■ **TEXT BLOCK**:
=======
Current Inspector: Jennifer Stokes (540) 589-5216

Inspection Date: June 3, 2020

Complaint Related: No

Areas Reviewed:
22VAC40-73 GENERAL PROVISIONS
22VAC40-73 ADMINISTRATION AND ADMINISTRATIVE SERVICES
22VAC40-73 PERSONNEL
22VAC40-73 STAFFING AND SUPERVISION
22VAC40-73 ADMISSION, RETENTION, AND DISCHARGE OF RESIDENTS
22VAC40-73 RESIDENT CARE AND RELATED SERVICES
22VAC40-73 RESIDENT ACCOMODATIONS AND RELATED PROVISIONS
22VAC40-73 BUILDING AND GROUNDS
22VAC40-73 EMERGENCY PREPAREDNESS
22VAC40-73 ADDITIONAL REQUIREMENTS FOR FACILITIES THAT CARE FOR ADULTS WITH SERIOUS COGNITIVE IMPAIRMENTS

Article 1
Subjectivity
32.1 Reported by persons other than physicians
63.2 General Provisions.
63.2 Protection of adults and reporting.
63.2 Licensure and Registration Procedures
63.2 Facilities and Programs..
22VAC40-90 Background Checks for Assisted Living Facilities
22VAC40-90 The Sworn Statement or Affirmation
22VAC40-90 The Criminal History Record Report
22VAC40-80 THE LICENSE.
=======
■ **DATA EXTRACTS**:
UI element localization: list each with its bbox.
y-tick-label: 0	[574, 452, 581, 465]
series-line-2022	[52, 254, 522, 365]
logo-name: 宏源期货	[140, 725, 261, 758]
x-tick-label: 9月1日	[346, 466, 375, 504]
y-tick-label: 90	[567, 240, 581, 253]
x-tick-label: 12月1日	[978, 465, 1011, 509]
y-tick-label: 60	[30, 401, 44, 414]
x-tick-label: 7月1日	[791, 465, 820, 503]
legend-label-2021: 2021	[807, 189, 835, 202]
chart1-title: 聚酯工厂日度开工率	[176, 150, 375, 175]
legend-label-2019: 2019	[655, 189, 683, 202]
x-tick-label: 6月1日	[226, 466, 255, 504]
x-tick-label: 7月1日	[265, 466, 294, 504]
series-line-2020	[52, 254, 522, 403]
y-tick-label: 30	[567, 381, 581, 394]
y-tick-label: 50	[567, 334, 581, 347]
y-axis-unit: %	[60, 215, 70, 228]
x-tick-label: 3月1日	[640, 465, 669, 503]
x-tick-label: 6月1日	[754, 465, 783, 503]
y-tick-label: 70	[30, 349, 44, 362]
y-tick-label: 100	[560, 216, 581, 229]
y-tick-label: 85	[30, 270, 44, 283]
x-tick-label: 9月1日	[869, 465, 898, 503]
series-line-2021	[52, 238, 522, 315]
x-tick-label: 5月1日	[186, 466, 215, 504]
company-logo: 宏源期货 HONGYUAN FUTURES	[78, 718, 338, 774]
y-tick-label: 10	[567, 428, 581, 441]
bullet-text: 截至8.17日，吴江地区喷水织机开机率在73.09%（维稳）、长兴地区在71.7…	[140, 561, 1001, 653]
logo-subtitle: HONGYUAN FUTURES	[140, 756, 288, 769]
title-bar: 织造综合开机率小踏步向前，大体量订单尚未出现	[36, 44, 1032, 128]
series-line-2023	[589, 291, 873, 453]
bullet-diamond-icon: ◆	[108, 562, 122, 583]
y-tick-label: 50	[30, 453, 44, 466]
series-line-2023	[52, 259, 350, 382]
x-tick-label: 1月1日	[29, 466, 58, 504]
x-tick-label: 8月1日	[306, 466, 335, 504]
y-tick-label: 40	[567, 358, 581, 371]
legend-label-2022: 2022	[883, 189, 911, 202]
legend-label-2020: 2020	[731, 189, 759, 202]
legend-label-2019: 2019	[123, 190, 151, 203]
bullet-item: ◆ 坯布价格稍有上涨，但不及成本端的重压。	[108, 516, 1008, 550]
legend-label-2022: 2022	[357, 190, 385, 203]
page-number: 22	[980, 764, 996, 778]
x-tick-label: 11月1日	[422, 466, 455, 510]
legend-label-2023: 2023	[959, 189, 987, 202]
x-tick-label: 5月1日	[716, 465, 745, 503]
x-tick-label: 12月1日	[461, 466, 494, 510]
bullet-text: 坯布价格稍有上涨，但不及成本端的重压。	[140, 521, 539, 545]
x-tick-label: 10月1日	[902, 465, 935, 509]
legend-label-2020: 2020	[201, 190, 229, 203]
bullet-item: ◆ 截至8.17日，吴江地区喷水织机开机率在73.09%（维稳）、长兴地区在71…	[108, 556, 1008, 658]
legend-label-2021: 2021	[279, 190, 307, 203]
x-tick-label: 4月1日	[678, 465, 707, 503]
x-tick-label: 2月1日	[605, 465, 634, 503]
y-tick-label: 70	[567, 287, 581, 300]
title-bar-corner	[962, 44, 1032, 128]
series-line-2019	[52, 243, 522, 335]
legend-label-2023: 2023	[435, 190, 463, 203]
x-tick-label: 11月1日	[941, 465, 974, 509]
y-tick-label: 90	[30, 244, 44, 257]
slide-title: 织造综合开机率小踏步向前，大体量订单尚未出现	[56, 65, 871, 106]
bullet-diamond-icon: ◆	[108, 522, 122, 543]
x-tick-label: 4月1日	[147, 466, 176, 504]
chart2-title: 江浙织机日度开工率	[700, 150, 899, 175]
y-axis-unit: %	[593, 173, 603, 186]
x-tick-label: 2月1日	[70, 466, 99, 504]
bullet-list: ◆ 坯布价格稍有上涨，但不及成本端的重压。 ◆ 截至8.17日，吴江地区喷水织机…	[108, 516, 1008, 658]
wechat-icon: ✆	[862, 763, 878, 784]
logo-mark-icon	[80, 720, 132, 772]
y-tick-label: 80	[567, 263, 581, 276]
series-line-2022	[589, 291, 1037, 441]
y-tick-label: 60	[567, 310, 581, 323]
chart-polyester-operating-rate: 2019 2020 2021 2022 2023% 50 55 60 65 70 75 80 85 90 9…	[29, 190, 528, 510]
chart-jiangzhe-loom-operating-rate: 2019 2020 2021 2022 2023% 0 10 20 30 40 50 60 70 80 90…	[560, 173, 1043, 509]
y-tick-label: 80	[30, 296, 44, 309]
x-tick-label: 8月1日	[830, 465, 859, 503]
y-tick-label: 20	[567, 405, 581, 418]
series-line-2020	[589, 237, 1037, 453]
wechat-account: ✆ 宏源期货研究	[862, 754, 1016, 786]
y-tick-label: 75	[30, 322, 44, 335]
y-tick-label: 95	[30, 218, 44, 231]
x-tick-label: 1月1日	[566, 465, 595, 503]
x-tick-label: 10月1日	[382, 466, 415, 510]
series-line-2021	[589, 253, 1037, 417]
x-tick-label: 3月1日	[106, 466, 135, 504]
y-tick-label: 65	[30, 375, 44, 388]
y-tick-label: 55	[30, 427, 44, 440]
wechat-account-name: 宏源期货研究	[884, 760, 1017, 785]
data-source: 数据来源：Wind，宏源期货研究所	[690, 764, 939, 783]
=======
■ **REQUIRED ACTION**: Could you reproduce the inspection record at the top of the page word for word, from the inspector's name through the last line?

■ **COMPLETED TASK**:
Current Inspector: Jennifer Stokes (540) 589-5216

Inspection Date: June 3, 2020

Complaint Related: No

Areas Reviewed:
22VAC40-73 GENERAL PROVISIONS
22VAC40-73 ADMINISTRATION AND ADMINISTRATIVE SERVICES
22VAC40-73 PERSONNEL
22VAC40-73 STAFFING AND SUPERVISION
22VAC40-73 ADMISSION, RETENTION, AND DISCHARGE OF RESIDENTS
22VAC40-73 RESIDENT CARE AND RELATED SERVICES
22VAC40-73 RESIDENT ACCOMODATIONS AND RELATED PROVISIONS
22VAC40-73 BUILDING AND GROUNDS
22VAC40-73 EMERGENCY PREPAREDNESS
22VAC40-73 ADDITIONAL REQUIREMENTS FOR FACILITIES THAT CARE FOR ADULTS WITH SERIOUS COGNITIVE IMPAIRMENTS

Article 1
Subjectivity
32.1 Reported by persons other than physicians
63.2 General Provisions.
63.2 Protection of adults and reporting.
63.2 Licensure and Registration Procedures
63.2 Facilities and Programs..
22VAC40-90 Background Checks for Assisted Living Facilities
22VAC40-90 The Sworn Statement or Affirmation
22VAC40-90 The Criminal History Record Report
22VAC40-80 THE LICENSE.